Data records
★ ★ ★
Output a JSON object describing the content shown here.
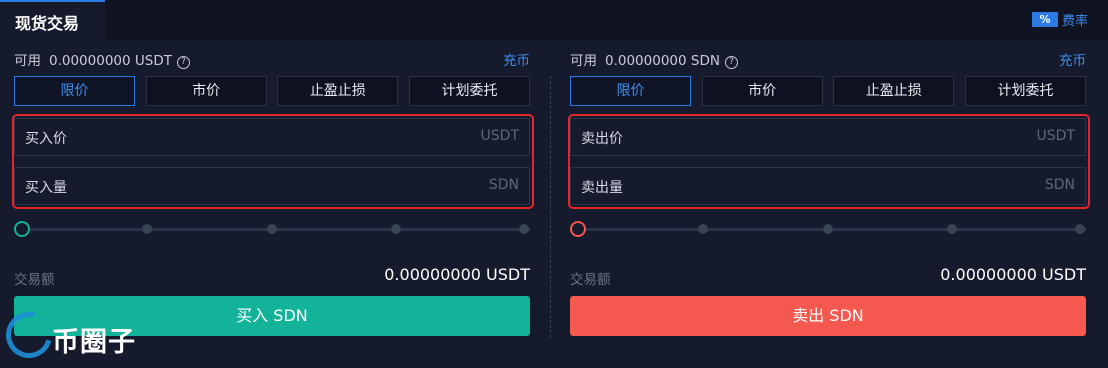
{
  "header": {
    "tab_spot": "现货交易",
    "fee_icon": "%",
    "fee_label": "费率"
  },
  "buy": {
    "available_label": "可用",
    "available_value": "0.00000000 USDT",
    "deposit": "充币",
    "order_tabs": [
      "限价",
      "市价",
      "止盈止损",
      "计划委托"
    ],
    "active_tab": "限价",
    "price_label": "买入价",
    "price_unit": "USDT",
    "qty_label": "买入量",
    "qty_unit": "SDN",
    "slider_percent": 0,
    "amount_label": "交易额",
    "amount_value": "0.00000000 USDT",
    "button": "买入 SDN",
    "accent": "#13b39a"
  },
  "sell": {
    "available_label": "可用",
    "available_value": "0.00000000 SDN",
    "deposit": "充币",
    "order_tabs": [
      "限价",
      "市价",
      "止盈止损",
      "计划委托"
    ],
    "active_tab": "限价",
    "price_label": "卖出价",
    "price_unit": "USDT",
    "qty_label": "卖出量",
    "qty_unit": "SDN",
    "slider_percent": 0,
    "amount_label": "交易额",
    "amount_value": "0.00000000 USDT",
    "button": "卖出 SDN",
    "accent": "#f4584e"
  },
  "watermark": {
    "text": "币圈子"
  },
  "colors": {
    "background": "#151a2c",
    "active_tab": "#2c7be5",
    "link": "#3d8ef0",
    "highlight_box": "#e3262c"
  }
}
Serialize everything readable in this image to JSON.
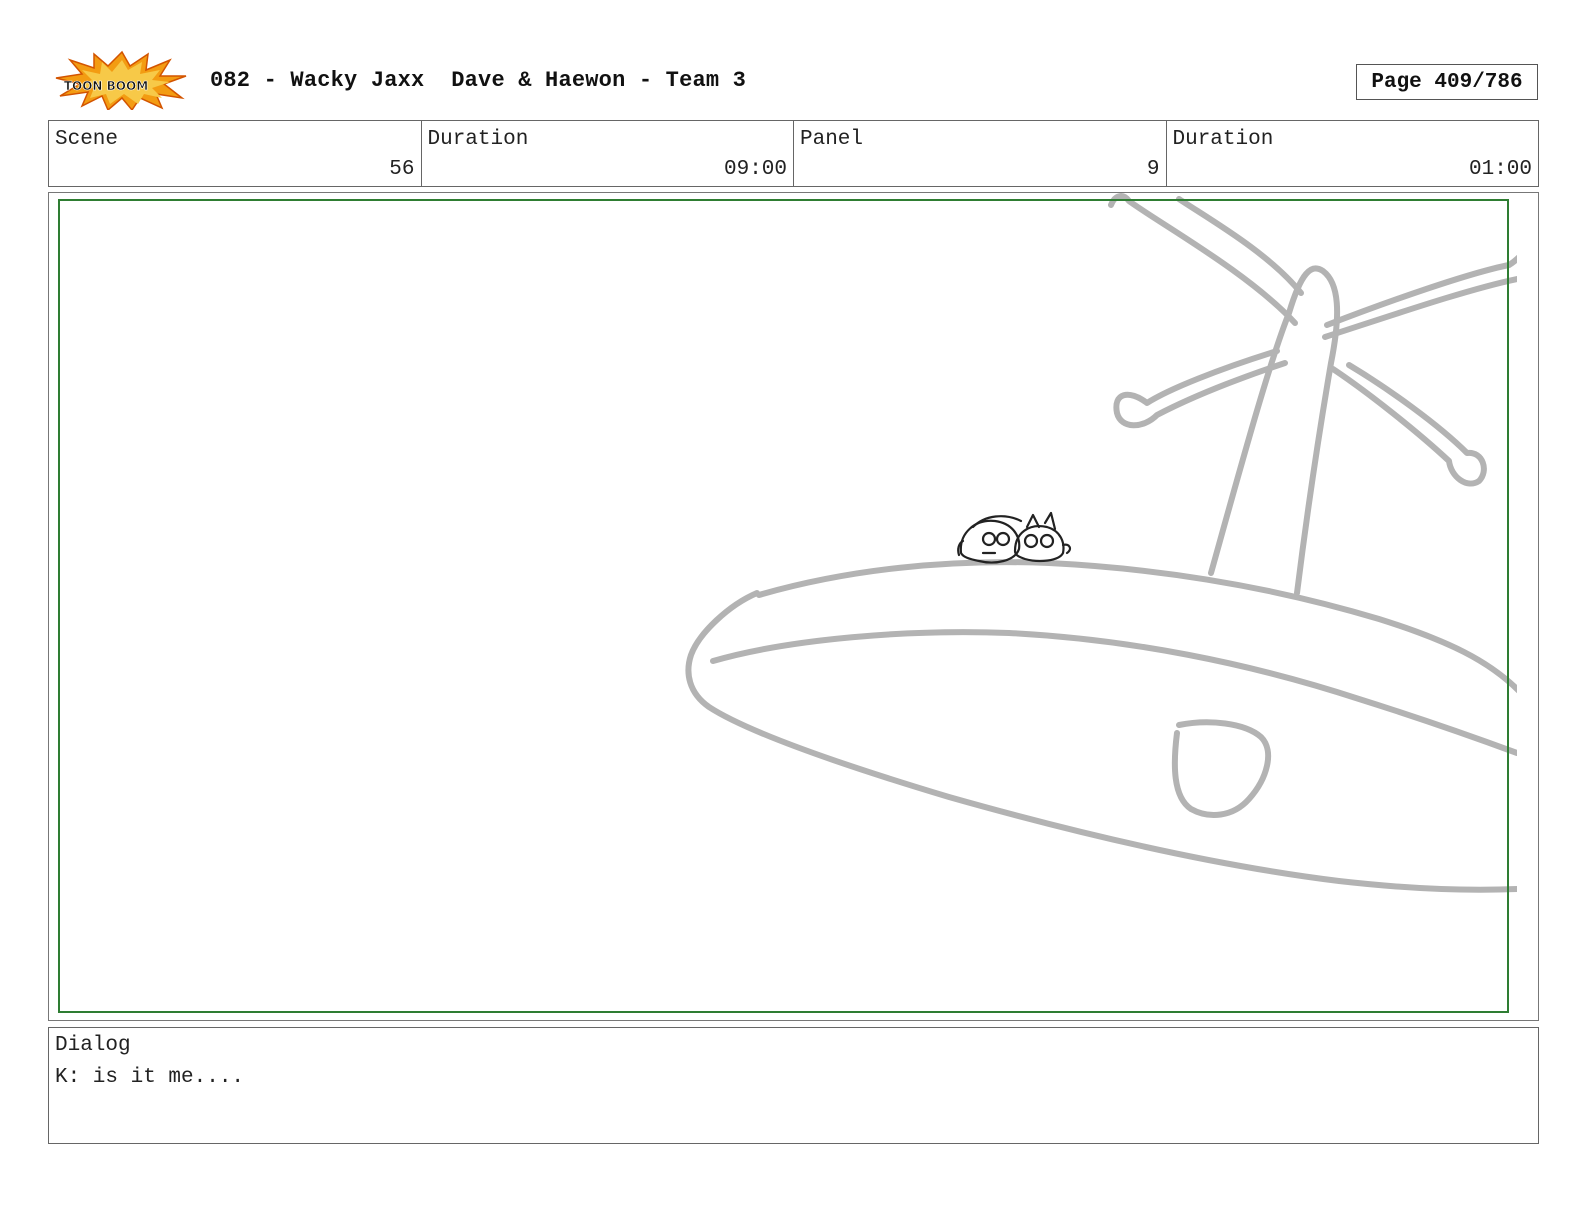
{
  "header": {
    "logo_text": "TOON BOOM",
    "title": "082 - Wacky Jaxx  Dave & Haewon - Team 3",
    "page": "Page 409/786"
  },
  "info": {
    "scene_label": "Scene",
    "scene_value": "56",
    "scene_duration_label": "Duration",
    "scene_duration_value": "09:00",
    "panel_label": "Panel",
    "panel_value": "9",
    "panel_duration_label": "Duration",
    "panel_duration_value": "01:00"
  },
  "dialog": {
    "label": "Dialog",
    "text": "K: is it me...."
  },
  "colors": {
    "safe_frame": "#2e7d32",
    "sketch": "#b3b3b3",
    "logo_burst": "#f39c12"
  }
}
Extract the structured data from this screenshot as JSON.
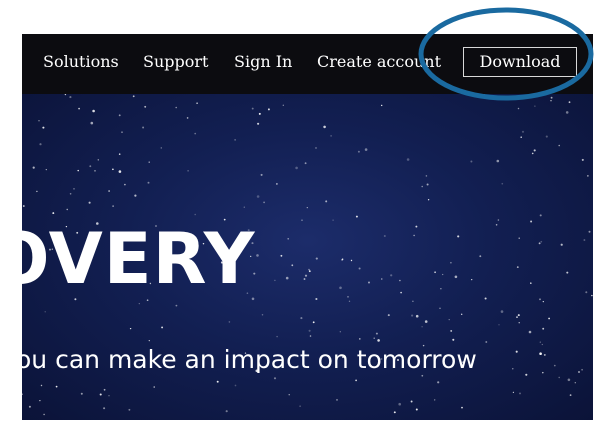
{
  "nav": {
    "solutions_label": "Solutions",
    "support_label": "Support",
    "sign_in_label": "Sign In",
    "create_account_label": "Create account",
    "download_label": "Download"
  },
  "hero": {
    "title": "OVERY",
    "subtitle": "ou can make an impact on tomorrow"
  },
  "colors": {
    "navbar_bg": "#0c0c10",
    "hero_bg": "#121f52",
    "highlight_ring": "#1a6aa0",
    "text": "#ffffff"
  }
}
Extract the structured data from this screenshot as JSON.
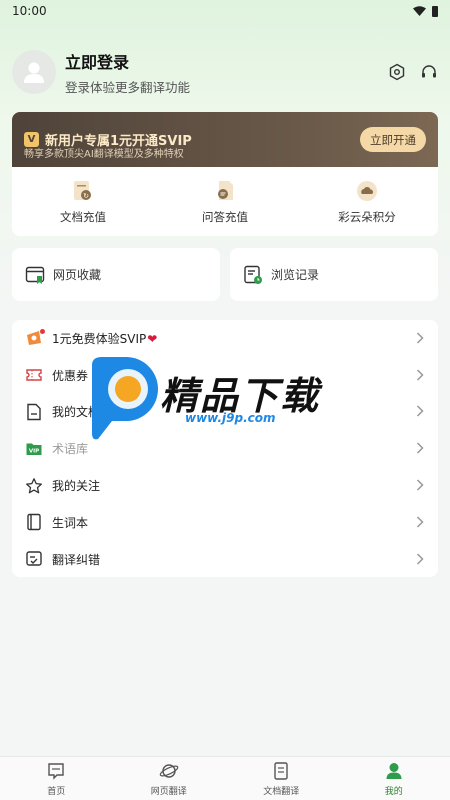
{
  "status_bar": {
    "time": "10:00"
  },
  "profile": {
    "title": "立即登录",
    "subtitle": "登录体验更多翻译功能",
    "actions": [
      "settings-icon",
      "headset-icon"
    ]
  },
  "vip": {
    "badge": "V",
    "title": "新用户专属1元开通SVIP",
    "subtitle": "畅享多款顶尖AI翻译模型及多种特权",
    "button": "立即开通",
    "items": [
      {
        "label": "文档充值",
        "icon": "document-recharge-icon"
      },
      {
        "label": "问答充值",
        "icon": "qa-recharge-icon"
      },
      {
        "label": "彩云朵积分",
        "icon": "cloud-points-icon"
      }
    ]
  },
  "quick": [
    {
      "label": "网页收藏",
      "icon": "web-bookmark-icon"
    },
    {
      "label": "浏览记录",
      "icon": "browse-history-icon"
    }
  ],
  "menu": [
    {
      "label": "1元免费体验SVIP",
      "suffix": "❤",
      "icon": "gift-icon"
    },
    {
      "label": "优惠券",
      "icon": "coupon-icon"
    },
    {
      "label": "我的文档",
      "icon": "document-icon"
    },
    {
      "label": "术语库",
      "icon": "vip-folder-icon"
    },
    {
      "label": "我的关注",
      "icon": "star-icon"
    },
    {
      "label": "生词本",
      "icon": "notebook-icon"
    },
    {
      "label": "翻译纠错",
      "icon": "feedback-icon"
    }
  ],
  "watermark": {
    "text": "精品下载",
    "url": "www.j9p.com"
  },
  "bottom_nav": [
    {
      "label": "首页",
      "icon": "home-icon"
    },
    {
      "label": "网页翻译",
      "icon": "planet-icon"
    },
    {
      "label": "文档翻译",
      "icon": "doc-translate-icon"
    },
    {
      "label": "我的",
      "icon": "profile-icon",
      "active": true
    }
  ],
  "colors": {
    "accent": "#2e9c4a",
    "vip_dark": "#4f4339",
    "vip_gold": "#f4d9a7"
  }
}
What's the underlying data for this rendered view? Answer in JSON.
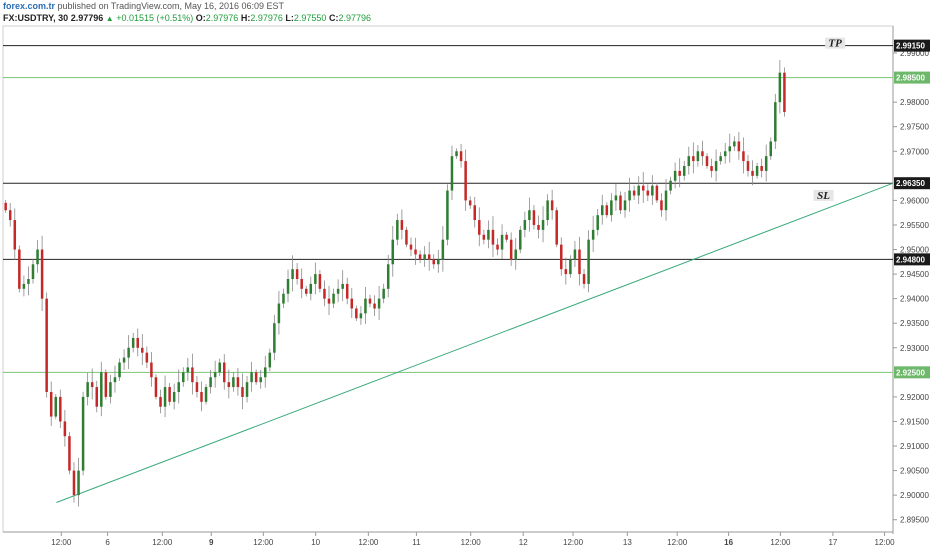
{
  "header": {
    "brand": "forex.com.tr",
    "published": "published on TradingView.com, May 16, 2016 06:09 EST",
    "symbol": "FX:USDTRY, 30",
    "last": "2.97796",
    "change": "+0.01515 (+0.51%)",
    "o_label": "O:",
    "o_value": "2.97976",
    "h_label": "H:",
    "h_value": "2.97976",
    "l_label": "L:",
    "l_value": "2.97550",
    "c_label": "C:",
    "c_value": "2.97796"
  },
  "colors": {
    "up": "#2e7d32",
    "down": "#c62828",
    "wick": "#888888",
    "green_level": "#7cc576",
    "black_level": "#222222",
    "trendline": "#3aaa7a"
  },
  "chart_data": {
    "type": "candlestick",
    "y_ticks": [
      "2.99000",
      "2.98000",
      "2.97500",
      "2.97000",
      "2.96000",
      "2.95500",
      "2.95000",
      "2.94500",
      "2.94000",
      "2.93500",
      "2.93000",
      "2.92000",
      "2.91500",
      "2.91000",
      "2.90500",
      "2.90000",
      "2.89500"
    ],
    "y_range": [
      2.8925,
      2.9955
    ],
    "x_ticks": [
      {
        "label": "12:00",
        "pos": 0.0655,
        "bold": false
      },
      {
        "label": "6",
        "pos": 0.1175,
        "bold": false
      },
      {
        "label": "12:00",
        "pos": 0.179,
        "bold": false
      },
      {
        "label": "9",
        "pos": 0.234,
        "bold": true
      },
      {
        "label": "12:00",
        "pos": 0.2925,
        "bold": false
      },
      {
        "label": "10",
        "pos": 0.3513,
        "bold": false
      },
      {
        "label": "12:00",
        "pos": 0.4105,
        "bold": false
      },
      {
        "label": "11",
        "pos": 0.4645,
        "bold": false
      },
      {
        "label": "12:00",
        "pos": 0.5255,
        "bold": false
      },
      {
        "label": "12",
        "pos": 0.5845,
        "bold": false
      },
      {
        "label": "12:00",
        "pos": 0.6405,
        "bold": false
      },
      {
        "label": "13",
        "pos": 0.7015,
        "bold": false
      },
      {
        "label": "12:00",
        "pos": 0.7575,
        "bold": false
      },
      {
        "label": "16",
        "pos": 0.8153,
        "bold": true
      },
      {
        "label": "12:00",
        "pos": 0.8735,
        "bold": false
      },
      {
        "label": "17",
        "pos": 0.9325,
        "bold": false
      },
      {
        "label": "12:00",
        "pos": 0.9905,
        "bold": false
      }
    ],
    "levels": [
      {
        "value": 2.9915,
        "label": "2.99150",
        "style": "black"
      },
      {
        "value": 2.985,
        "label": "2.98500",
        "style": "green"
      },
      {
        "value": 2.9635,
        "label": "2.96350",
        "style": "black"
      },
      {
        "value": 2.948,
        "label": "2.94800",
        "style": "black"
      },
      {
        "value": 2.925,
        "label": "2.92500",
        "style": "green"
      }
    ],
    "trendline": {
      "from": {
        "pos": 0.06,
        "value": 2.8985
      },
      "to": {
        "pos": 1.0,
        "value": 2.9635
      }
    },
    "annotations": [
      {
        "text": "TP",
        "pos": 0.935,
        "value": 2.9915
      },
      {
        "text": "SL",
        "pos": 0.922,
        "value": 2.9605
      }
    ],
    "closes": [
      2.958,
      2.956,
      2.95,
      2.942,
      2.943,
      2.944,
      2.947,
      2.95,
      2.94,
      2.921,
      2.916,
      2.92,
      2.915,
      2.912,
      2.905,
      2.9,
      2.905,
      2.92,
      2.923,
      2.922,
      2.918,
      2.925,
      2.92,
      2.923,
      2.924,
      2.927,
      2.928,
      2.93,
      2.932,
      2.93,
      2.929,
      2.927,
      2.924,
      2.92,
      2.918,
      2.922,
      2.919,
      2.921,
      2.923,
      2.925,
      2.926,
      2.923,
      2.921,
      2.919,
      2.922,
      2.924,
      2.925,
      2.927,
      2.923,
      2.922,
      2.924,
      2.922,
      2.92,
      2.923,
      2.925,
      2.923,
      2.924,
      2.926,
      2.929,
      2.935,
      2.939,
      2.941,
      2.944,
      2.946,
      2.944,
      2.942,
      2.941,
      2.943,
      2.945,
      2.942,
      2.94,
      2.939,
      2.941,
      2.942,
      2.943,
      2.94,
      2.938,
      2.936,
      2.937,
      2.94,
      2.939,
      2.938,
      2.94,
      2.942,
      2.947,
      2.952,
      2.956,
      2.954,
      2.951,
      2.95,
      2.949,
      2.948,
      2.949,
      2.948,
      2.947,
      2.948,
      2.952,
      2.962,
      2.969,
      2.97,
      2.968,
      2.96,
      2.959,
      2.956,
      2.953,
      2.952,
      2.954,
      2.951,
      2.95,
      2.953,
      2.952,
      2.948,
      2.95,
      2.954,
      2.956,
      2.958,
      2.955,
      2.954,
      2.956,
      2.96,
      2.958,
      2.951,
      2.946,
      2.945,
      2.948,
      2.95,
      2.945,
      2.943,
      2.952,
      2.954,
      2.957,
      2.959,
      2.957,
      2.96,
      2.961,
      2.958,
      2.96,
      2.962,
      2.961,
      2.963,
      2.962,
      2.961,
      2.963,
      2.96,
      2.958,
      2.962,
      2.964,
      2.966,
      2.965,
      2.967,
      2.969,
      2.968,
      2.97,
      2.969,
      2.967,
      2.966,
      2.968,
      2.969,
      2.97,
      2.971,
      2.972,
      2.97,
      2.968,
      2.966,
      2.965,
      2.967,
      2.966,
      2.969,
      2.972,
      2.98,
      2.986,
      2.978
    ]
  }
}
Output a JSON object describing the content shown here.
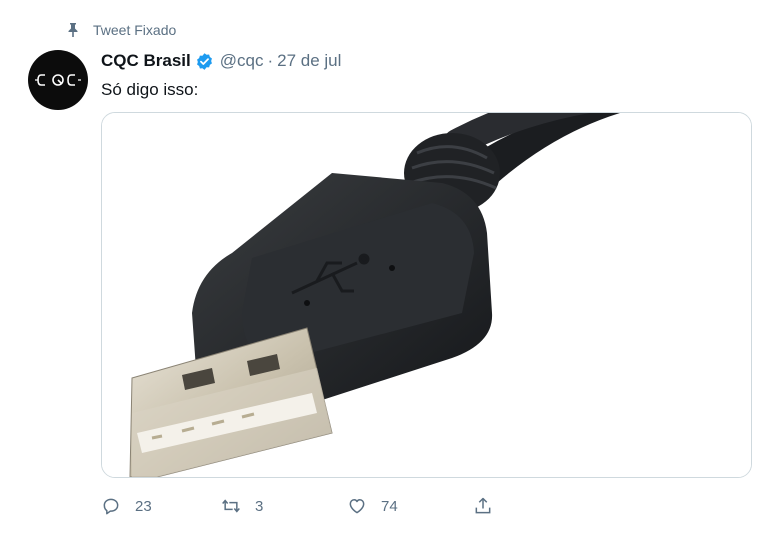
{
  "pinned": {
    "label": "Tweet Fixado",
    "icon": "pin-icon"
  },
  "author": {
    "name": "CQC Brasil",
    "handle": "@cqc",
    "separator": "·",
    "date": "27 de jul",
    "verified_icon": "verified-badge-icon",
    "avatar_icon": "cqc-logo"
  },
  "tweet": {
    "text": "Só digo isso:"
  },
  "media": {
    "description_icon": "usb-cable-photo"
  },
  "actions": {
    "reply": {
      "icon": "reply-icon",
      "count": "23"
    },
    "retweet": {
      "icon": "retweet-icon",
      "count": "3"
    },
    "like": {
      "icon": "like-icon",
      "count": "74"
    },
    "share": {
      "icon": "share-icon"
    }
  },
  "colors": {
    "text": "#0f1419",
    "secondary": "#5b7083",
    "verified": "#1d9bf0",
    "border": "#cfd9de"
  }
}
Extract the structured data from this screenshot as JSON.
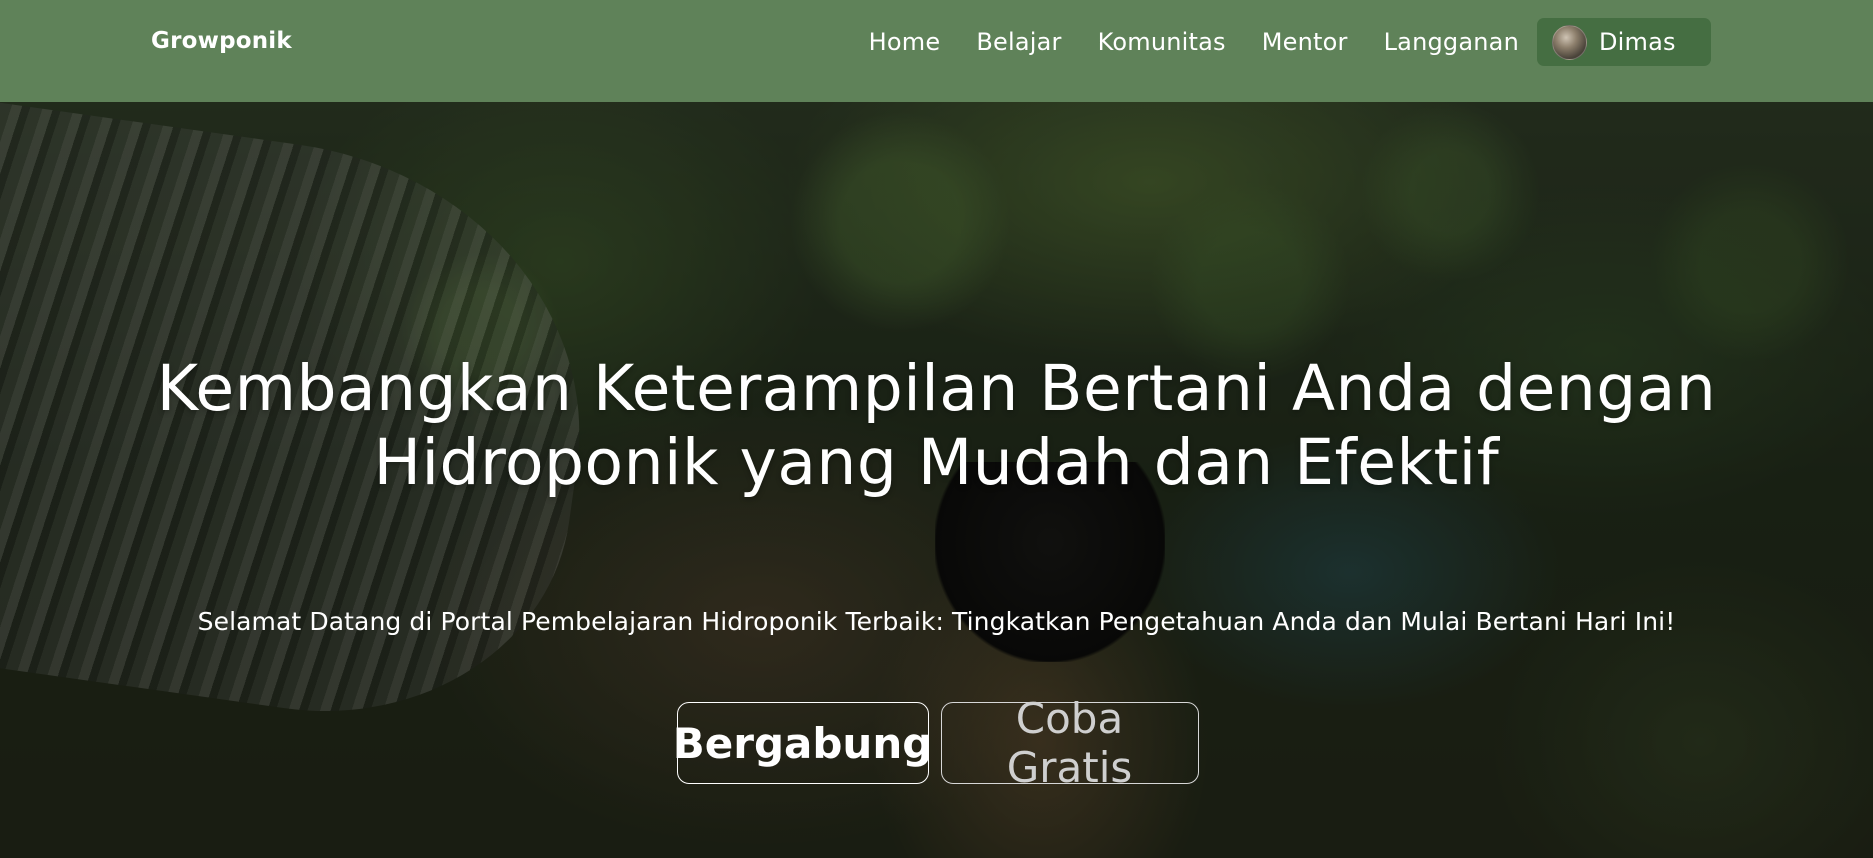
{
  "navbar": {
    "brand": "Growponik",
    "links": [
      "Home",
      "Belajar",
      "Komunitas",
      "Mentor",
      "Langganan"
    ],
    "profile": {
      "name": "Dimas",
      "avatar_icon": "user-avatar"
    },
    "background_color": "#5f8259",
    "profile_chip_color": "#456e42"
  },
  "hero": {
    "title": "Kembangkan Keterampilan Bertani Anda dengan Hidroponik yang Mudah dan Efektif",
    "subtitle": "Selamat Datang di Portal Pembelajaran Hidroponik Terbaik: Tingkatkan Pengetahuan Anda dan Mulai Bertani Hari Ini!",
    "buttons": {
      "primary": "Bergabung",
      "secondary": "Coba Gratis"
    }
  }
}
★ ★ ★
Requirement
Report only how many lines in the entries contain "secondary".

The completed task
2